— What you need to do —
Locate and copy each line in the data that contains the word "andrew".

Recorded data:
━━━━━━━━

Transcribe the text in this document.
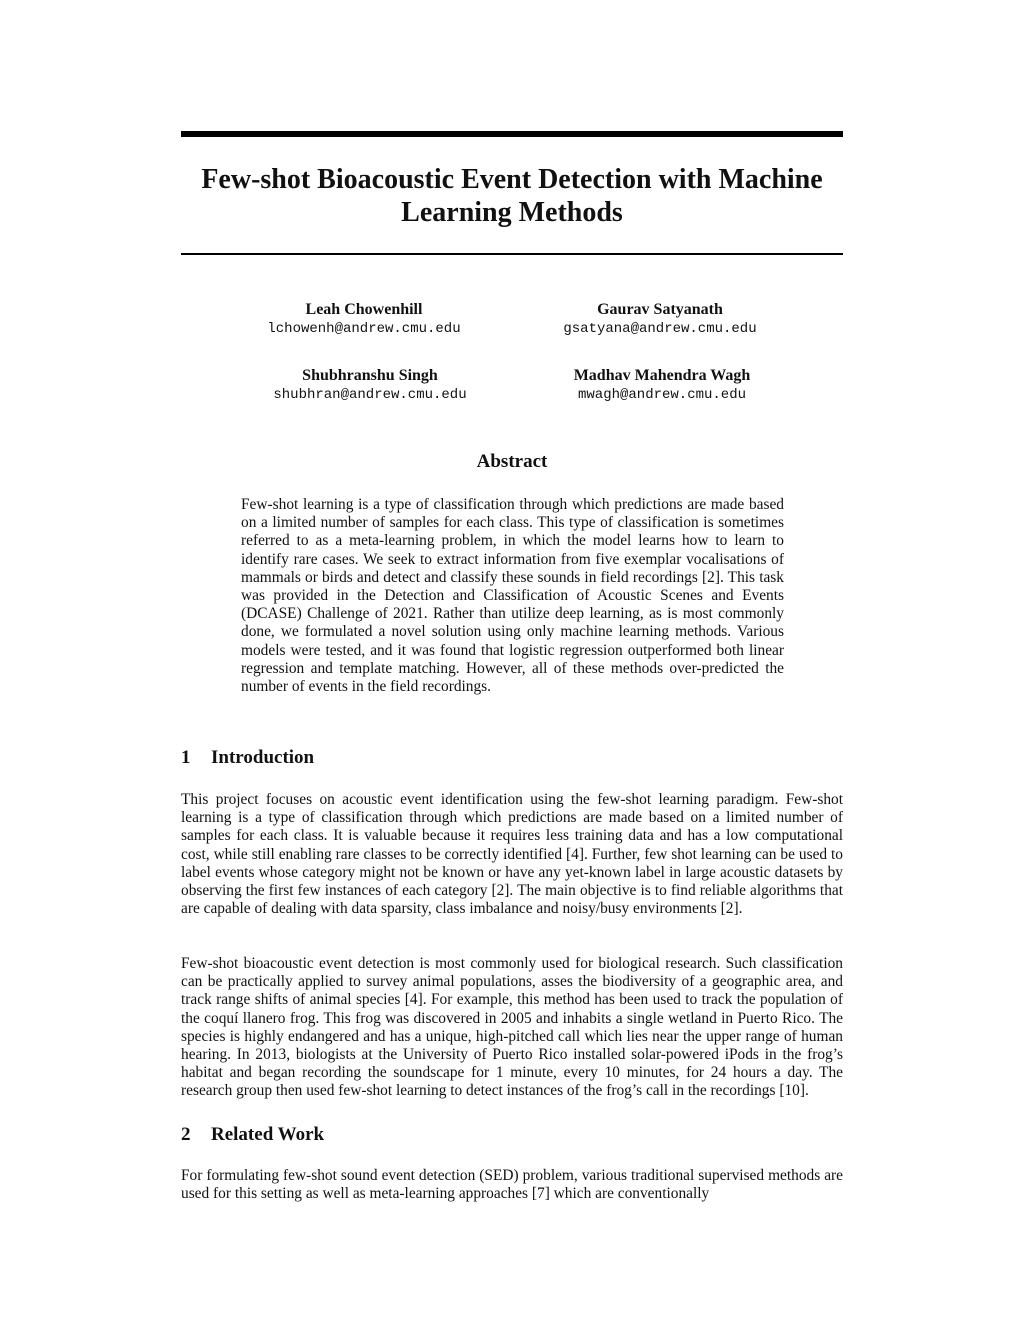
Few-shot Bioacoustic Event Detection with Machine Learning Methods
Leah Chowenhill
lchowenh@andrew.cmu.edu
Gaurav Satyanath
gsatyana@andrew.cmu.edu
Shubhranshu Singh
shubhran@andrew.cmu.edu
Madhav Mahendra Wagh
mwagh@andrew.cmu.edu
Abstract

Few-shot learning is a type of classification through which predictions are made based on a limited number of samples for each class. This type of classification is sometimes referred to as a meta-learning problem, in which the model learns how to learn to identify rare cases. We seek to extract information from five exemplar vocalisations of mammals or birds and detect and classify these sounds in field recordings [2]. This task was provided in the Detection and Classification of Acoustic Scenes and Events (DCASE) Challenge of 2021. Rather than utilize deep learning, as is most commonly done, we formulated a novel solution using only machine learning methods. Various models were tested, and it was found that logistic regression outperformed both linear regression and template matching. However, all of these methods over-predicted the number of events in the field recordings.

1 Introduction

This project focuses on acoustic event identification using the few-shot learning paradigm. Few-shot learning is a type of classification through which predictions are made based on a limited number of samples for each class. It is valuable because it requires less training data and has a low computational cost, while still enabling rare classes to be correctly identified [4]. Further, few shot learning can be used to label events whose category might not be known or have any yet-known label in large acoustic datasets by observing the first few instances of each category [2]. The main objective is to find reliable algorithms that are capable of dealing with data sparsity, class imbalance and noisy/busy environments [2].

Few-shot bioacoustic event detection is most commonly used for biological research. Such classification can be practically applied to survey animal populations, asses the biodiversity of a geographic area, and track range shifts of animal species [4]. For example, this method has been used to track the population of the coquí llanero frog. This frog was discovered in 2005 and inhabits a single wetland in Puerto Rico. The species is highly endangered and has a unique, high-pitched call which lies near the upper range of human hearing. In 2013, biologists at the University of Puerto Rico installed solar-powered iPods in the frog’s habitat and began recording the soundscape for 1 minute, every 10 minutes, for 24 hours a day. The research group then used few-shot learning to detect instances of the frog’s call in the recordings [10].

2 Related Work

For formulating few-shot sound event detection (SED) problem, various traditional supervised methods are used for this setting as well as meta-learning approaches [7] which are conventionally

━━━━━━━━

— Result of this task —
lchowenh@andrew.cmu.edu
gsatyana@andrew.cmu.edu
shubhran@andrew.cmu.edu
mwagh@andrew.cmu.edu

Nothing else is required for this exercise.